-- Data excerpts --
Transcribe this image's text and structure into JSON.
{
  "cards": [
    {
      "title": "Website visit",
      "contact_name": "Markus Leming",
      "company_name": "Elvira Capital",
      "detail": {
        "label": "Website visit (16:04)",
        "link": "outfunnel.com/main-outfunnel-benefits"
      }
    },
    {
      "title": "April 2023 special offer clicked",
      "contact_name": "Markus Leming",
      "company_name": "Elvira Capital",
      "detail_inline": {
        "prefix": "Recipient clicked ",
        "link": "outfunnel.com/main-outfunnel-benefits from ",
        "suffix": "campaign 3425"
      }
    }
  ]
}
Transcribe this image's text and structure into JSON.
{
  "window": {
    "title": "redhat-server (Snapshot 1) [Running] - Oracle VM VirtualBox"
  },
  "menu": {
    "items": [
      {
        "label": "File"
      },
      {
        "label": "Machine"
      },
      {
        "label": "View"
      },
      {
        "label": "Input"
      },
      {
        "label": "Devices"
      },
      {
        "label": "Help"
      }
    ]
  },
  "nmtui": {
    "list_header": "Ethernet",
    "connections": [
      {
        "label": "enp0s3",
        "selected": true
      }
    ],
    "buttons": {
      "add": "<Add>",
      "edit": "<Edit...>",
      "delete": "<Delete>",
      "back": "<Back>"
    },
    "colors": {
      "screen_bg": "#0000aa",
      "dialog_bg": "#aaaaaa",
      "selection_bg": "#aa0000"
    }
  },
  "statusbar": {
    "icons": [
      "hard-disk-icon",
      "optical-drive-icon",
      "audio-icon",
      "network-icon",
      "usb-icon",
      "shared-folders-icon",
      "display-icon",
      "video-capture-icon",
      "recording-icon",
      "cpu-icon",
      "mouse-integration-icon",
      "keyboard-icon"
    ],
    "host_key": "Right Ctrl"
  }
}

-- TASK PROMPT --
Return all of the data precisely as it appears.

-- WORKED SOLUTION --
Transcribe this image's text and structure into JSON.
{
  "cards": [
    {
      "title": "Website visit",
      "contact_name": "Markus Leming",
      "company_name": "Elvira Capital",
      "detail": {
        "label": "Website visit (16:04)",
        "link": "outfunnel.com/main-outfunnel-benefits"
      }
    },
    {
      "title": "April 2023 special offer clicked",
      "contact_name": "Markus Leming",
      "company_name": "Elvira Capital",
      "detail_inline": {
        "prefix": "Recipient clicked ",
        "link": "outfunnel.com/main-outfunnel-benefits from ",
        "suffix": "campaign 3425"
      }
    }
  ]
}
Transcribe this image's text and structure into JSON.
{
  "window": {
    "title": "redhat-server (Snapshot 1) [Running] - Oracle VM VirtualBox"
  },
  "menu": {
    "items": [
      {
        "label": "File"
      },
      {
        "label": "Machine"
      },
      {
        "label": "View"
      },
      {
        "label": "Input"
      },
      {
        "label": "Devices"
      },
      {
        "label": "Help"
      }
    ]
  },
  "nmtui": {
    "list_header": "Ethernet",
    "connections": [
      {
        "label": "enp0s3",
        "selected": true
      }
    ],
    "buttons": {
      "add": "<Add>",
      "edit": "<Edit...>",
      "delete": "<Delete>",
      "back": "<Back>"
    },
    "colors": {
      "screen_bg": "#0000aa",
      "dialog_bg": "#aaaaaa",
      "selection_bg": "#aa0000"
    }
  },
  "statusbar": {
    "icons": [
      "hard-disk-icon",
      "optical-drive-icon",
      "audio-icon",
      "network-icon",
      "usb-icon",
      "shared-folders-icon",
      "display-icon",
      "video-capture-icon",
      "recording-icon",
      "cpu-icon",
      "mouse-integration-icon",
      "keyboard-icon"
    ],
    "host_key": "Right Ctrl"
  }
}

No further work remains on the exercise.